WHAT TO PRODUCE: Below are some records. Pull every line that contains the word "distinguish".
|---|
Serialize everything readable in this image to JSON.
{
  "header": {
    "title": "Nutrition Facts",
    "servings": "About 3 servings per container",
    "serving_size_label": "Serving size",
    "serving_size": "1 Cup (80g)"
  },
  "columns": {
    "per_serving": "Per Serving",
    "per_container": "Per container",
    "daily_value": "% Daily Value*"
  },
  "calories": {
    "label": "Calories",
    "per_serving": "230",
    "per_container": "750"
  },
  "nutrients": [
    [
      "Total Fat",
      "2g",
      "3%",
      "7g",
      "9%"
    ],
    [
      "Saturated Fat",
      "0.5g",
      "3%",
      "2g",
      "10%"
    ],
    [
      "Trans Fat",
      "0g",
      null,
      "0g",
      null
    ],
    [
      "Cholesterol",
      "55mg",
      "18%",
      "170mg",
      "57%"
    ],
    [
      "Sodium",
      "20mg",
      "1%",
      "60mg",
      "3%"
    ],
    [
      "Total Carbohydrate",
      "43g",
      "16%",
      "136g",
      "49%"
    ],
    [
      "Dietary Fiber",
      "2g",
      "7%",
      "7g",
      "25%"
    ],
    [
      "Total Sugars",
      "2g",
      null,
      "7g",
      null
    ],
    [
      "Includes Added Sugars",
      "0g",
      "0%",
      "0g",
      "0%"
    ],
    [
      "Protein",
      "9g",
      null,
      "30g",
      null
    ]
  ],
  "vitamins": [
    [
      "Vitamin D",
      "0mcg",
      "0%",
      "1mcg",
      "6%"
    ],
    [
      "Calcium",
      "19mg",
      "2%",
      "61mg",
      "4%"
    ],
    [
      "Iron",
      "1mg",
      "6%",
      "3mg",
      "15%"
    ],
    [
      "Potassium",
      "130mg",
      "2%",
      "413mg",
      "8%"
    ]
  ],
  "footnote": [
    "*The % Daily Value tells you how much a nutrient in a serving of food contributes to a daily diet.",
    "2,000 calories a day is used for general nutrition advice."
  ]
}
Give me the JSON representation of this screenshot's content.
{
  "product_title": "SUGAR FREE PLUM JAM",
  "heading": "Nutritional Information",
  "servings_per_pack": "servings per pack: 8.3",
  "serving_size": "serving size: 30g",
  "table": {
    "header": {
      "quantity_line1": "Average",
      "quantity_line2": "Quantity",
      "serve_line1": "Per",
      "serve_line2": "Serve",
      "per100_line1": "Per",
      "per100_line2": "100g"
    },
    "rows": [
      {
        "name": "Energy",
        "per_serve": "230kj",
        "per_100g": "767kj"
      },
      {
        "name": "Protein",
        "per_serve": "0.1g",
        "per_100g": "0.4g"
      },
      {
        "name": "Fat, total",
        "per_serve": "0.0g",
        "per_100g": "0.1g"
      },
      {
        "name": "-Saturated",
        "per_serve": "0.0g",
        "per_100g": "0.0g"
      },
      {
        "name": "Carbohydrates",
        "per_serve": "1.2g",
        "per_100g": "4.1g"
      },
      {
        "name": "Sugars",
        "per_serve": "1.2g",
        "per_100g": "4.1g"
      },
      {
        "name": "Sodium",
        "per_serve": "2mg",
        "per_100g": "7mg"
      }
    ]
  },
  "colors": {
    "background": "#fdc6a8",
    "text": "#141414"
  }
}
|---|
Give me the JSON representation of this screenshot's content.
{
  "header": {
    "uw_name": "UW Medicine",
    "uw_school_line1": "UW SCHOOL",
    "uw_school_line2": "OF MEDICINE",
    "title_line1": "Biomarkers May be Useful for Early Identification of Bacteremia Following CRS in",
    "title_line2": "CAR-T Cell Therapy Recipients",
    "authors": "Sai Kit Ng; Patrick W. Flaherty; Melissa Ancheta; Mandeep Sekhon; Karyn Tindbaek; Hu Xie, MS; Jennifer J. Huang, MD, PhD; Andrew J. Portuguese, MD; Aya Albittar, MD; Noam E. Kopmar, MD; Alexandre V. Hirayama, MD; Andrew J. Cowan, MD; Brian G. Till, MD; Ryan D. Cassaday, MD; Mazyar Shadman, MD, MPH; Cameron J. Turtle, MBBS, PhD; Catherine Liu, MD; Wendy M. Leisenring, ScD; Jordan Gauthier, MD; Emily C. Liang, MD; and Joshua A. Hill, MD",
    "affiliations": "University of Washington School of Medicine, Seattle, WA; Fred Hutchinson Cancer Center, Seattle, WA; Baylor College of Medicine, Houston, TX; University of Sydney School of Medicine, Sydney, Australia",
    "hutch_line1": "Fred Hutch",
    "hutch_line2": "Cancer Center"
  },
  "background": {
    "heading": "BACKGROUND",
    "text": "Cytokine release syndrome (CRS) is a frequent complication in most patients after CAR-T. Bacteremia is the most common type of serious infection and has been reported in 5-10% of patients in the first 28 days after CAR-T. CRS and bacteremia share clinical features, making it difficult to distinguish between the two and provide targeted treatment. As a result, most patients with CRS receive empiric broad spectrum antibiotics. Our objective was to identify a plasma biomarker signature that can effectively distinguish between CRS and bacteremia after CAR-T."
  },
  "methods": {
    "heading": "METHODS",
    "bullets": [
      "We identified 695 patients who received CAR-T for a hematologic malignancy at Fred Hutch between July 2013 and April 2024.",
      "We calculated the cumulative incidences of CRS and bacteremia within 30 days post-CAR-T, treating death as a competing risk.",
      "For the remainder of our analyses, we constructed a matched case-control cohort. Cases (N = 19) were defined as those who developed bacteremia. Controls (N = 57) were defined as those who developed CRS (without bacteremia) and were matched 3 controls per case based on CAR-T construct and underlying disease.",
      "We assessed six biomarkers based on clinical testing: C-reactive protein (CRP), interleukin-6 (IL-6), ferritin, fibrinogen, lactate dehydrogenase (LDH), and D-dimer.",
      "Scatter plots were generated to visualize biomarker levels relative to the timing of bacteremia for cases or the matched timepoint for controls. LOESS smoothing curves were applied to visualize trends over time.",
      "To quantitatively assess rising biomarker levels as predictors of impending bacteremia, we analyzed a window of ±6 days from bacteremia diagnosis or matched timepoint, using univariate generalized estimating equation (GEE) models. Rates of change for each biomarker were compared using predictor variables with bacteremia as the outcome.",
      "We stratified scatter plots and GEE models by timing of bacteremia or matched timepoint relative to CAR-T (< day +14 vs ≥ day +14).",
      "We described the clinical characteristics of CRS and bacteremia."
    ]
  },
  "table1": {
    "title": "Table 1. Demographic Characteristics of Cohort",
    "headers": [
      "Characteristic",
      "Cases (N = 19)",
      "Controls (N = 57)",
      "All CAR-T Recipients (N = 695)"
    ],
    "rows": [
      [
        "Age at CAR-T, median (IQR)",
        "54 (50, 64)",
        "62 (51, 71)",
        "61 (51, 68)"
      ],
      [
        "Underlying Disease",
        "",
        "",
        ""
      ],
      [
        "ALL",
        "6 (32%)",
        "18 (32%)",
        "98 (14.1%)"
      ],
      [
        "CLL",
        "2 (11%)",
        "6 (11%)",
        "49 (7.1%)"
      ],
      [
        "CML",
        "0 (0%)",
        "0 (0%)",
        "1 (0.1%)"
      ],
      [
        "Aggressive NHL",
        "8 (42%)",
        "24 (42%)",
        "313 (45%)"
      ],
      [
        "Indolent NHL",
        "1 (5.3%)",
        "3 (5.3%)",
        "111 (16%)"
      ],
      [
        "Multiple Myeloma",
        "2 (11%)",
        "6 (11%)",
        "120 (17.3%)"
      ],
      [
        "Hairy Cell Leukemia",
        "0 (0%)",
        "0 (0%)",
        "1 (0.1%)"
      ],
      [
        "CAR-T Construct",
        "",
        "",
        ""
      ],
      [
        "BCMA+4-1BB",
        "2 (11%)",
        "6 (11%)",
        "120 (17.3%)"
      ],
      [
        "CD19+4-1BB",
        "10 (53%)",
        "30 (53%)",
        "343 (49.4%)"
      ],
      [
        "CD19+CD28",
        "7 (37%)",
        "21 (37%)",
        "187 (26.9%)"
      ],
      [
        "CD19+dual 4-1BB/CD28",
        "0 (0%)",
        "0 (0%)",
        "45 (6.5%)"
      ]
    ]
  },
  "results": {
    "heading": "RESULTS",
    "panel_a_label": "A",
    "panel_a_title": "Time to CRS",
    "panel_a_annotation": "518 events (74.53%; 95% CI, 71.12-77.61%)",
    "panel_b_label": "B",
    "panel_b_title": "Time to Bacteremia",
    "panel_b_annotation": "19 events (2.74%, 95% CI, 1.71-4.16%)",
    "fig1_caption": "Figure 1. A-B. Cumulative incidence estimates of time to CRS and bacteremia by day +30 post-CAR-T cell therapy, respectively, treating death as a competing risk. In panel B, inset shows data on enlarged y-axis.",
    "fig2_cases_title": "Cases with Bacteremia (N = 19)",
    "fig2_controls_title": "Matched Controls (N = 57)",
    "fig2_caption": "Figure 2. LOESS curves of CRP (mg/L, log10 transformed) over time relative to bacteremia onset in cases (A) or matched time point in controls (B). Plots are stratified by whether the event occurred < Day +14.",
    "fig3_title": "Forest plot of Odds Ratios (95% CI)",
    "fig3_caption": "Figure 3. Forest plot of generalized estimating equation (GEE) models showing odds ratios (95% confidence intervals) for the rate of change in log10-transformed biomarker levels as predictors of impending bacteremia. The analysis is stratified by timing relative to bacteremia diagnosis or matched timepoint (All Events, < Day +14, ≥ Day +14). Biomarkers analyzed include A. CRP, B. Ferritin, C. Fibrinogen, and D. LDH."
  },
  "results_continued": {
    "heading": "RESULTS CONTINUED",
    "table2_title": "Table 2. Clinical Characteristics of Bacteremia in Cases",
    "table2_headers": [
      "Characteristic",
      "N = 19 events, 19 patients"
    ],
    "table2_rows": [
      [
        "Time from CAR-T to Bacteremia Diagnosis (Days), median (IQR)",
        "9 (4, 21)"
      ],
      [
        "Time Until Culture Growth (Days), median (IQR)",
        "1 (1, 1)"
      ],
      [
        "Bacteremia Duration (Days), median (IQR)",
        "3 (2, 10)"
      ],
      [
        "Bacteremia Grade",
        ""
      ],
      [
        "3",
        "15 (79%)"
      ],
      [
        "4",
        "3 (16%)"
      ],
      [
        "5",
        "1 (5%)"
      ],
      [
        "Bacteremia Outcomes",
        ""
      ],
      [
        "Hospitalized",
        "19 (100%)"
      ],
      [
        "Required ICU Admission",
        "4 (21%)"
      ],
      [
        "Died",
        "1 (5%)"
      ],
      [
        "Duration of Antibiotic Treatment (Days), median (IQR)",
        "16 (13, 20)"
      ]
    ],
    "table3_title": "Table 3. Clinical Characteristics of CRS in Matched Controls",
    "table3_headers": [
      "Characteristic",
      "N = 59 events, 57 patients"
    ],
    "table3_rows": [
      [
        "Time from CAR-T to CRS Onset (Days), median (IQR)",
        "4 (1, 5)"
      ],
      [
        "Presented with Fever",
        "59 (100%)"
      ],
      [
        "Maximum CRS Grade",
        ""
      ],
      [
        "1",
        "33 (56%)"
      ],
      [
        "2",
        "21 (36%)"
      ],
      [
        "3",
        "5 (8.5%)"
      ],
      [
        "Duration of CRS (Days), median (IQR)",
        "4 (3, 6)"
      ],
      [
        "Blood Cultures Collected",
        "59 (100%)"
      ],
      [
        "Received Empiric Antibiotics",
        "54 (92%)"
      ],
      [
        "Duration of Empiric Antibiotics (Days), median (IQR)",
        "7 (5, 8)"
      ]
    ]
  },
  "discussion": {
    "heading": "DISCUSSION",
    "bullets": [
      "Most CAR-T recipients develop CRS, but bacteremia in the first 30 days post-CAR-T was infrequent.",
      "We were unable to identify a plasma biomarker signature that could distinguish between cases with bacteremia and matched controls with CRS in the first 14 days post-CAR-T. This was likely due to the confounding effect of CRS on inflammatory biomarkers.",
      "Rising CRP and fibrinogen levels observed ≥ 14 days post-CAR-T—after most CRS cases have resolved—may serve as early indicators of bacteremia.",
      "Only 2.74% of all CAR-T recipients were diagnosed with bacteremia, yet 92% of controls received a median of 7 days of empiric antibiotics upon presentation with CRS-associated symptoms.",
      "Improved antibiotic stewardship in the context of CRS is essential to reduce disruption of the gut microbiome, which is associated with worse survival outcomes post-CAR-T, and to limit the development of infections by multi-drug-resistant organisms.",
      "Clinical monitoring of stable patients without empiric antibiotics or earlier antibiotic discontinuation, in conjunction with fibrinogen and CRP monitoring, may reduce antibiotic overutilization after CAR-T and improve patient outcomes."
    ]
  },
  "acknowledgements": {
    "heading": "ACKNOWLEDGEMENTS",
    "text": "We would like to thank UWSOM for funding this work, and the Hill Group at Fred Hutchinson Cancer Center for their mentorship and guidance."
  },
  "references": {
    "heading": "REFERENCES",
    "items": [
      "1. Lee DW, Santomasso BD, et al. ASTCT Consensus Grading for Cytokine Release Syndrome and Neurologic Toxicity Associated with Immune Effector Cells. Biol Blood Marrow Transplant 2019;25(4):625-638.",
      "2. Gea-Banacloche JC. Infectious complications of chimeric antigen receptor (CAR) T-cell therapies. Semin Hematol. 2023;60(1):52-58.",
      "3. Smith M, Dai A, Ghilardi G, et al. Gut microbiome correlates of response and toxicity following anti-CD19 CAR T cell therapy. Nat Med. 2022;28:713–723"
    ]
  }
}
|---|
RESULT:
    "text": "Cytokine release syndrome (CRS) is a frequent complication in most patients after CAR-T. Bacteremia is the most common type of serious infection and has been reported in 5-10% of patients in the first 28 days after CAR-T. CRS and bacteremia share clinical features, making it difficult to distinguish between the two and provide targeted treatment. As a result, most patients with CRS receive empiric broad spectrum antibiotics. Our objective was to identify a plasma biomarker signature that can effectively distinguish between CRS and bacteremia after CAR-T."
      "We were unable to identify a plasma biomarker signature that could distinguish between cases with bacteremia and matched controls with CRS in the first 14 days post-CAR-T. This was likely due to the confounding effect of CRS on inflammatory biomarkers.",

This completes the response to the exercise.